> [Exercise details]
Write the records below out in full, character for character, with no pictures.

Records:
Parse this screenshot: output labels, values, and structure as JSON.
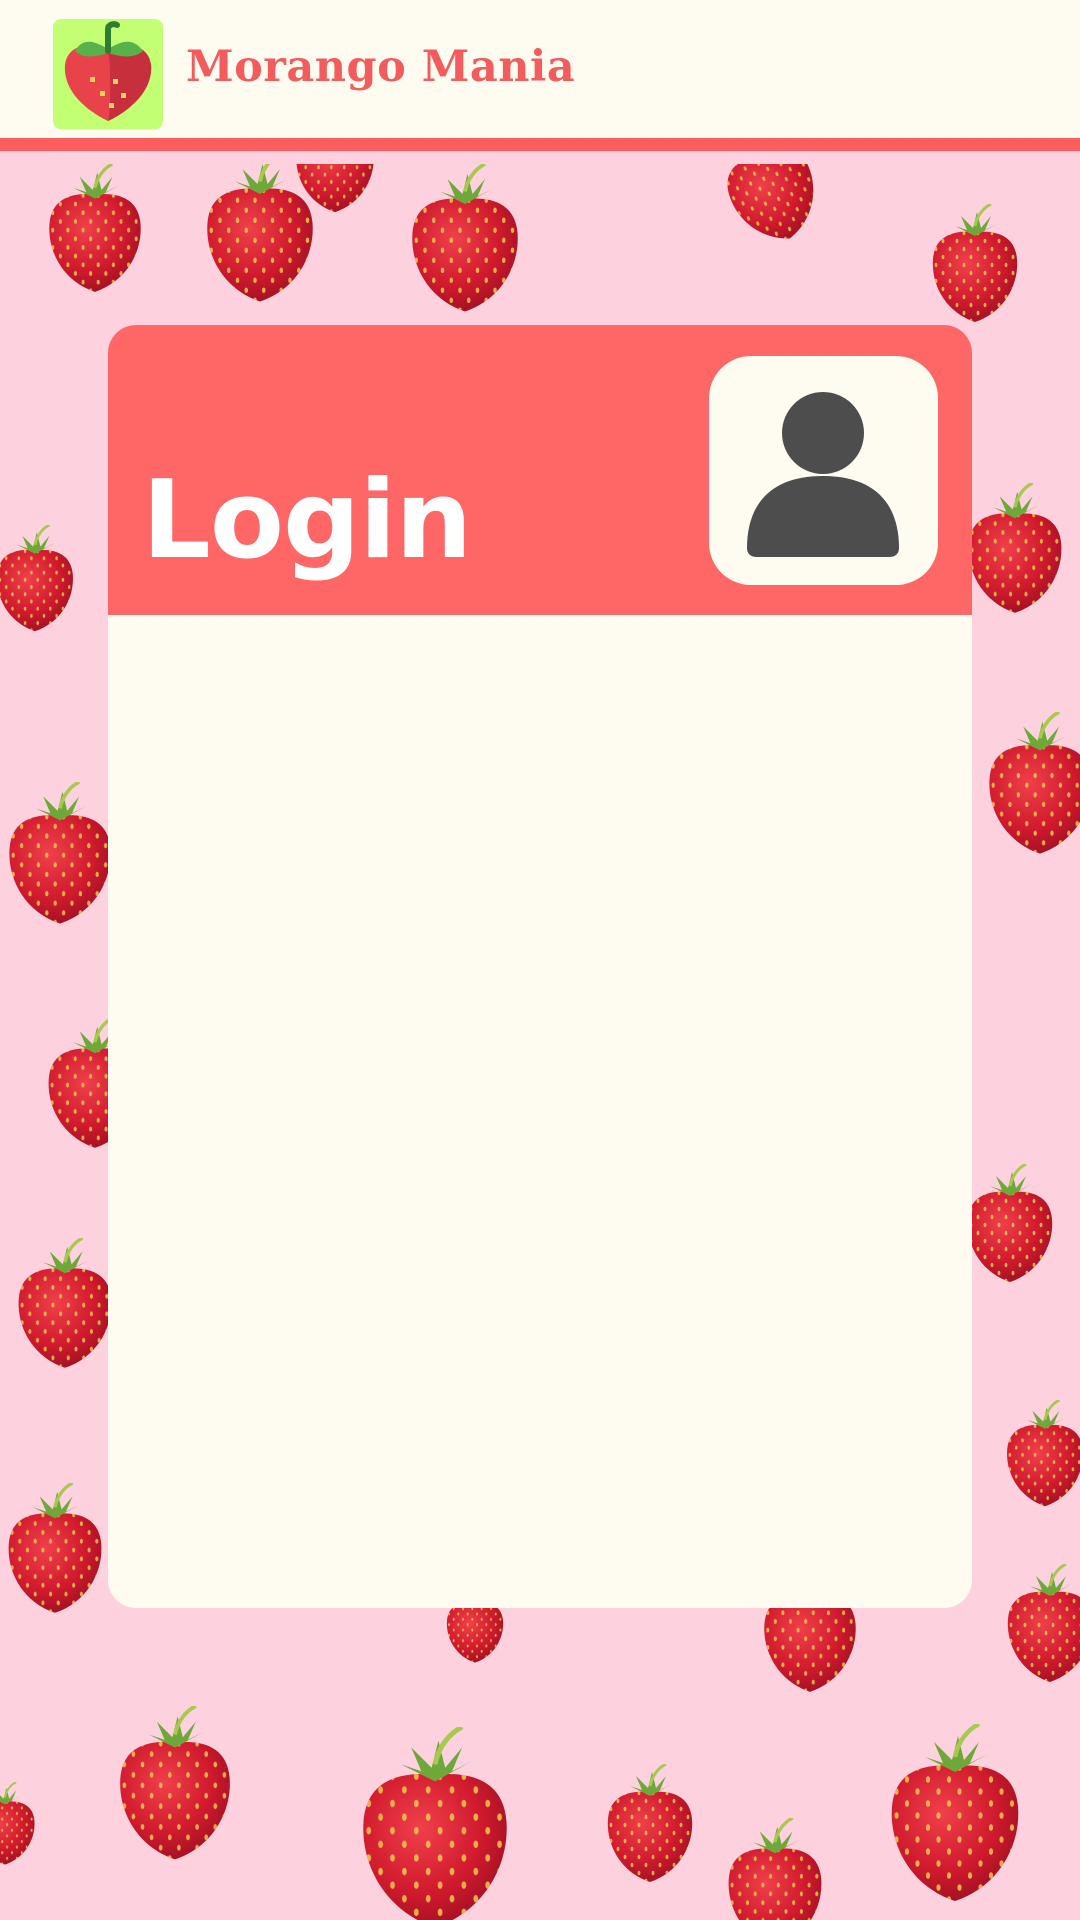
{
  "app": {
    "name": "Morango Mania",
    "logo_icon": "strawberry-logo-icon"
  },
  "login_card": {
    "title": "Login",
    "avatar_icon": "user-avatar-icon"
  },
  "background": {
    "pattern_icon": "strawberry-icon"
  },
  "colors": {
    "page_background": "#FED1DF",
    "header_background": "#FEFCF1",
    "accent": "#FF5E5E",
    "card_header": "#FF6666",
    "card_body": "#FEFCF1",
    "logo_background": "#C2FF72",
    "avatar_fill": "#4D4D4D"
  }
}
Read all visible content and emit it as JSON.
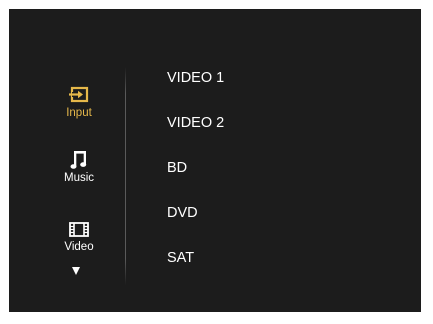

> [Worked solution]
Parse this screenshot: output labels, values, and structure as JSON.
{
  "app": {
    "name": "Morango Mania",
    "logo_icon": "strawberry-logo-icon"
  },
  "login_card": {
    "title": "Login",
    "avatar_icon": "user-avatar-icon"
  },
  "background": {
    "pattern_icon": "strawberry-icon"
  },
  "colors": {
    "page_background": "#FED1DF",
    "header_background": "#FEFCF1",
    "accent": "#FF5E5E",
    "card_header": "#FF6666",
    "card_body": "#FEFCF1",
    "logo_background": "#C2FF72",
    "avatar_fill": "#4D4D4D"
  }
}
Read all visible content and emit it as JSON.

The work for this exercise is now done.